(Records from a collection)

[Begin]

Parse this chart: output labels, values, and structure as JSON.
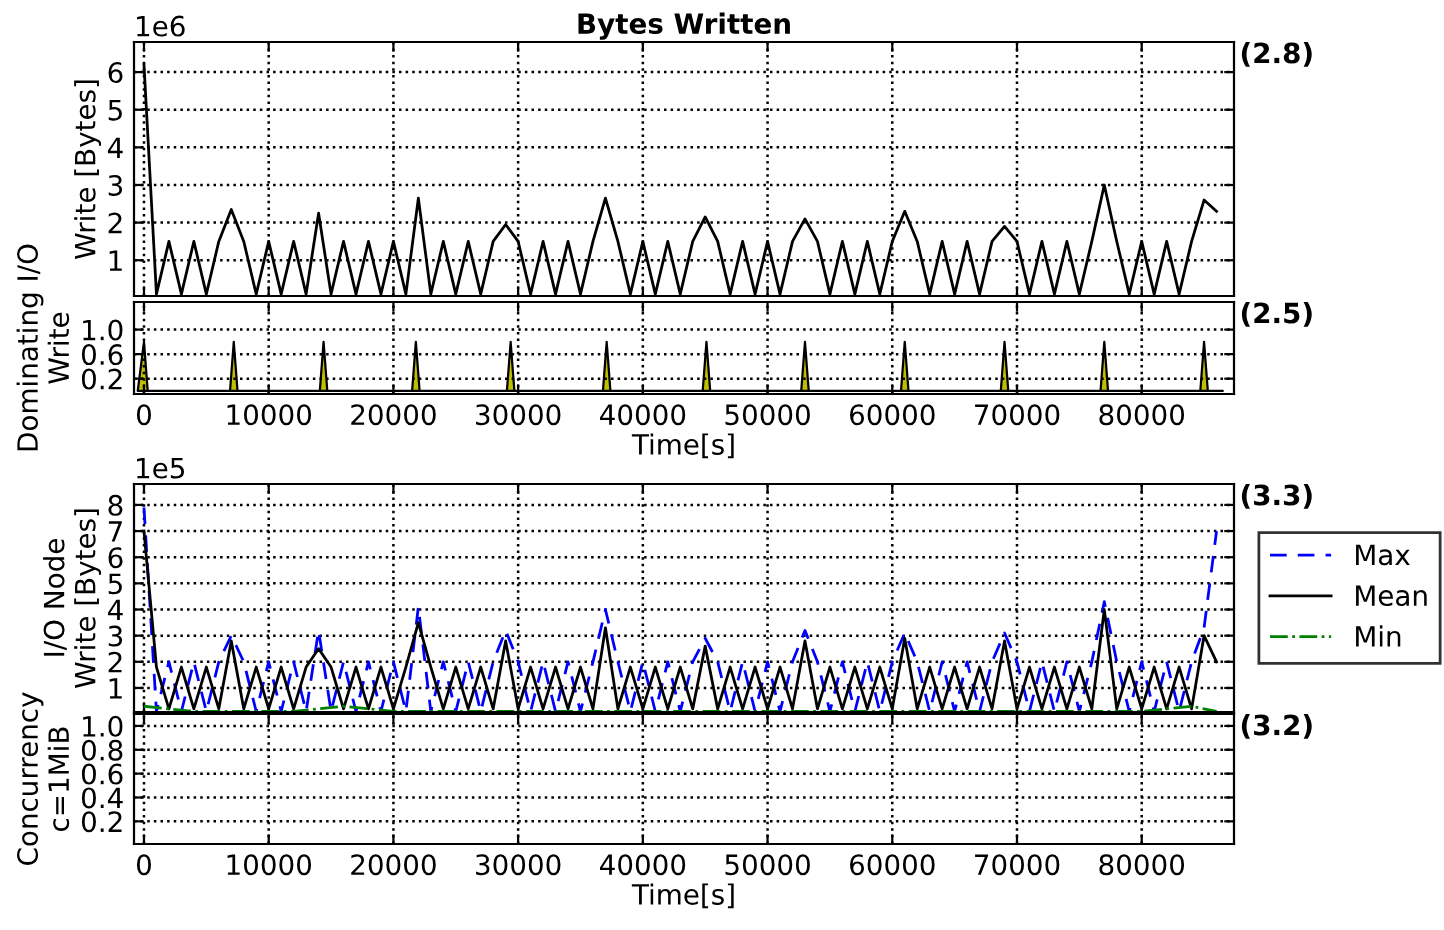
{
  "chart_data": [
    {
      "type": "line",
      "title": "Bytes Written",
      "ylabel": "Write [Bytes]",
      "annotations": [
        "1e6",
        "(2.8)"
      ],
      "grid": true,
      "tick_labels": "y",
      "xlim": [
        -800,
        87400
      ],
      "xticks": [
        0,
        10000,
        20000,
        30000,
        40000,
        50000,
        60000,
        70000,
        80000
      ],
      "ylim": [
        0.05,
        6.8
      ],
      "yticks": [
        1,
        2,
        3,
        4,
        5,
        6
      ],
      "x": [
        0,
        1000,
        2000,
        3000,
        4000,
        5000,
        6000,
        7000,
        8000,
        9000,
        10000,
        11000,
        12000,
        13000,
        14000,
        15000,
        16000,
        17000,
        18000,
        19000,
        20000,
        21000,
        22000,
        23000,
        24000,
        25000,
        26000,
        27000,
        28000,
        29000,
        30000,
        31000,
        32000,
        33000,
        34000,
        35000,
        36000,
        37000,
        38000,
        39000,
        40000,
        41000,
        42000,
        43000,
        44000,
        45000,
        46000,
        47000,
        48000,
        49000,
        50000,
        51000,
        52000,
        53000,
        54000,
        55000,
        56000,
        57000,
        58000,
        59000,
        60000,
        61000,
        62000,
        63000,
        64000,
        65000,
        66000,
        67000,
        68000,
        69000,
        70000,
        71000,
        72000,
        73000,
        74000,
        75000,
        76000,
        77000,
        78000,
        79000,
        80000,
        81000,
        82000,
        83000,
        84000,
        85000,
        86000
      ],
      "series": [
        {
          "color": "#000000",
          "line_style": "solid",
          "values": [
            6.2,
            0.1,
            1.5,
            0.1,
            1.5,
            0.1,
            1.5,
            2.35,
            1.5,
            0.1,
            1.5,
            0.1,
            1.5,
            0.1,
            2.25,
            0.1,
            1.5,
            0.1,
            1.5,
            0.1,
            1.5,
            0.1,
            2.65,
            0.1,
            1.5,
            0.1,
            1.5,
            0.1,
            1.5,
            1.95,
            1.5,
            0.1,
            1.5,
            0.1,
            1.5,
            0.1,
            1.5,
            2.65,
            1.5,
            0.1,
            1.5,
            0.1,
            1.5,
            0.1,
            1.5,
            2.15,
            1.5,
            0.1,
            1.5,
            0.1,
            1.5,
            0.1,
            1.5,
            2.1,
            1.5,
            0.1,
            1.5,
            0.1,
            1.5,
            0.1,
            1.5,
            2.3,
            1.5,
            0.1,
            1.5,
            0.1,
            1.5,
            0.1,
            1.5,
            1.9,
            1.5,
            0.1,
            1.5,
            0.1,
            1.5,
            0.1,
            1.5,
            3.0,
            1.5,
            0.1,
            1.5,
            0.1,
            1.5,
            0.1,
            1.5,
            2.6,
            2.3
          ]
        }
      ]
    },
    {
      "type": "area",
      "ylabel": "Dominating I/O\nWrite",
      "xlabel": "Time[s]",
      "annotations": [
        "(2.5)"
      ],
      "grid": true,
      "xlim": [
        -800,
        87400
      ],
      "xticks": [
        0,
        10000,
        20000,
        30000,
        40000,
        50000,
        60000,
        70000,
        80000
      ],
      "ylim": [
        -0.05,
        1.45
      ],
      "yticks": [
        0.2,
        0.6,
        {
          "value": 1,
          "label": "1.0"
        }
      ],
      "x": [
        -500,
        0,
        300,
        6900,
        7200,
        7500,
        14100,
        14400,
        14700,
        21500,
        21800,
        22100,
        29100,
        29400,
        29700,
        36800,
        37100,
        37400,
        44800,
        45100,
        45400,
        52700,
        53000,
        53300,
        60700,
        61000,
        61300,
        68700,
        69000,
        69300,
        76700,
        77000,
        77300,
        84700,
        85000,
        85300,
        86500
      ],
      "series": [
        {
          "color": "#bfbf00",
          "values": [
            0,
            0.8,
            0,
            0,
            0.8,
            0,
            0,
            0.8,
            0,
            0,
            0.8,
            0,
            0,
            0.8,
            0,
            0,
            0.8,
            0,
            0,
            0.8,
            0,
            0,
            0.8,
            0,
            0,
            0.8,
            0,
            0,
            0.8,
            0,
            0,
            0.8,
            0,
            0,
            0.8,
            0,
            0
          ]
        }
      ]
    },
    {
      "type": "line",
      "ylabel": "I/O Node\nWrite [Bytes]",
      "annotations": [
        "1e5",
        "(3.3)"
      ],
      "grid": true,
      "tick_labels": "y",
      "legend": "right",
      "xlim": [
        -800,
        87400
      ],
      "xticks": [
        0,
        10000,
        20000,
        30000,
        40000,
        50000,
        60000,
        70000,
        80000
      ],
      "ylim": [
        0.08,
        8.8
      ],
      "yticks": [
        1,
        2,
        3,
        4,
        5,
        6,
        7,
        8
      ],
      "x": [
        0,
        1000,
        2000,
        3000,
        4000,
        5000,
        6000,
        7000,
        8000,
        9000,
        10000,
        11000,
        12000,
        13000,
        14000,
        15000,
        16000,
        17000,
        18000,
        19000,
        20000,
        21000,
        22000,
        23000,
        24000,
        25000,
        26000,
        27000,
        28000,
        29000,
        30000,
        31000,
        32000,
        33000,
        34000,
        35000,
        36000,
        37000,
        38000,
        39000,
        40000,
        41000,
        42000,
        43000,
        44000,
        45000,
        46000,
        47000,
        48000,
        49000,
        50000,
        51000,
        52000,
        53000,
        54000,
        55000,
        56000,
        57000,
        58000,
        59000,
        60000,
        61000,
        62000,
        63000,
        64000,
        65000,
        66000,
        67000,
        68000,
        69000,
        70000,
        71000,
        72000,
        73000,
        74000,
        75000,
        76000,
        77000,
        78000,
        79000,
        80000,
        81000,
        82000,
        83000,
        84000,
        85000,
        86000
      ],
      "series": [
        {
          "name": "Max",
          "color": "#0000ff",
          "line_style": "dashed",
          "values": [
            7.9,
            0.1,
            2,
            0.1,
            2,
            0.1,
            2,
            3.0,
            2,
            0.1,
            2,
            0.1,
            2,
            0.1,
            3.2,
            0.1,
            2,
            0.1,
            2,
            0.1,
            2,
            0.1,
            4.1,
            0.1,
            2,
            0.1,
            2,
            0.1,
            2,
            3.2,
            2,
            0.1,
            2,
            0.1,
            2,
            0.1,
            2,
            4.0,
            2,
            0.1,
            2,
            0.1,
            2,
            0.1,
            2,
            2.9,
            2,
            0.1,
            2,
            0.1,
            2,
            0.1,
            2,
            3.2,
            2,
            0.1,
            2,
            0.1,
            2,
            0.1,
            2,
            3.1,
            2,
            0.1,
            2,
            0.1,
            2,
            0.1,
            2,
            3.1,
            2,
            0.1,
            2,
            0.1,
            2,
            0.1,
            2,
            4.3,
            2,
            0.1,
            2,
            0.1,
            2,
            0.1,
            2,
            3.3,
            7.0
          ]
        },
        {
          "name": "Mean",
          "color": "#000000",
          "line_style": "solid",
          "values": [
            7.0,
            1.8,
            0.2,
            1.8,
            0.2,
            1.8,
            0.2,
            2.8,
            0.2,
            1.8,
            0.2,
            1.8,
            0.2,
            1.8,
            2.5,
            1.8,
            0.2,
            1.8,
            0.2,
            1.8,
            0.2,
            1.8,
            3.5,
            1.8,
            0.2,
            1.8,
            0.2,
            1.8,
            0.2,
            2.8,
            0.2,
            1.8,
            0.2,
            1.8,
            0.2,
            1.8,
            0.2,
            3.3,
            0.2,
            1.8,
            0.2,
            1.8,
            0.2,
            1.8,
            0.2,
            2.6,
            0.2,
            1.8,
            0.2,
            1.8,
            0.2,
            1.8,
            0.2,
            2.8,
            0.2,
            1.8,
            0.2,
            1.8,
            0.2,
            1.8,
            0.2,
            2.9,
            0.2,
            1.8,
            0.2,
            1.8,
            0.2,
            1.8,
            0.2,
            2.8,
            0.2,
            1.8,
            0.2,
            1.8,
            0.2,
            1.8,
            0.2,
            4.0,
            0.2,
            1.8,
            0.2,
            1.8,
            0.2,
            1.8,
            0.2,
            3.0,
            2.0
          ]
        },
        {
          "name": "Min",
          "color": "#008000",
          "line_style": "dashdot",
          "x": [
            0,
            4000,
            8000,
            12000,
            16000,
            20000,
            24000,
            28000,
            32000,
            36000,
            40000,
            44000,
            48000,
            52000,
            56000,
            60000,
            64000,
            68000,
            72000,
            76000,
            80000,
            84000,
            86000
          ],
          "values": [
            0.3,
            0.1,
            0.1,
            0.1,
            0.3,
            0.1,
            0.1,
            0.1,
            0.1,
            0.1,
            0.1,
            0.1,
            0.1,
            0.1,
            0.1,
            0.1,
            0.1,
            0.1,
            0.1,
            0.1,
            0.1,
            0.3,
            0.1
          ]
        }
      ]
    },
    {
      "type": "line",
      "ylabel": "Concurrency\nc=1MiB",
      "xlabel": "Time[s]",
      "annotations": [
        "(3.2)"
      ],
      "grid": true,
      "xlim": [
        -800,
        87400
      ],
      "xticks": [
        0,
        10000,
        20000,
        30000,
        40000,
        50000,
        60000,
        70000,
        80000
      ],
      "ylim": [
        0.01,
        1.1
      ],
      "yticks": [
        0.2,
        0.4,
        0.6,
        0.8,
        {
          "value": 1,
          "label": "1.0"
        }
      ]
    }
  ]
}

[End]

From the entries above, collect every line with the string "Bytes" in it.

      "title": "Bytes Written",
      "ylabel": "Write [Bytes]",
      "ylabel": "I/O Node\nWrite [Bytes]",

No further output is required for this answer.